## YOUR INSTRUCTIONS:
Omit every picture while repeating the entries exactly.

[Items from a figure collection]
*****

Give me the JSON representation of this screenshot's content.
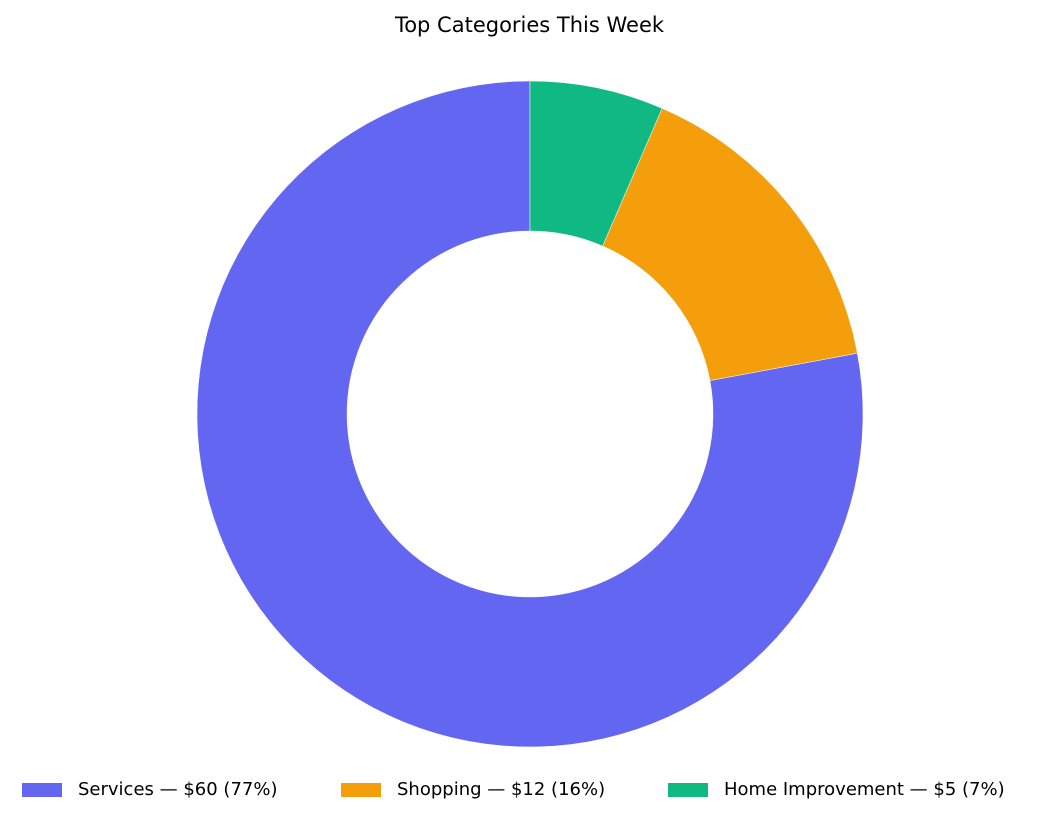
{
  "chart_data": {
    "type": "pie",
    "variant": "donut",
    "title": "Top Categories This Week",
    "categories": [
      "Services",
      "Shopping",
      "Home Improvement"
    ],
    "values": [
      60,
      12,
      5
    ],
    "percent": [
      77,
      16,
      7
    ],
    "colors": [
      "#6366f1",
      "#f59e0b",
      "#10b981"
    ],
    "legend_labels": [
      "Services — $60 (77%)",
      "Shopping — $12 (16%)",
      "Home Improvement — $5 (7%)"
    ],
    "legend_position": "bottom-center",
    "start_angle": "top",
    "direction": "counterclockwise"
  }
}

*****

## RESPONSE TO THE TASK:
Give me the JSON representation of this screenshot's content.
{
  "chart_data": {
    "type": "pie",
    "variant": "donut",
    "title": "Top Categories This Week",
    "categories": [
      "Services",
      "Shopping",
      "Home Improvement"
    ],
    "values": [
      60,
      12,
      5
    ],
    "percent": [
      77,
      16,
      7
    ],
    "colors": [
      "#6366f1",
      "#f59e0b",
      "#10b981"
    ],
    "legend_labels": [
      "Services — $60 (77%)",
      "Shopping — $12 (16%)",
      "Home Improvement — $5 (7%)"
    ],
    "legend_position": "bottom-center",
    "start_angle": "top",
    "direction": "counterclockwise"
  }
}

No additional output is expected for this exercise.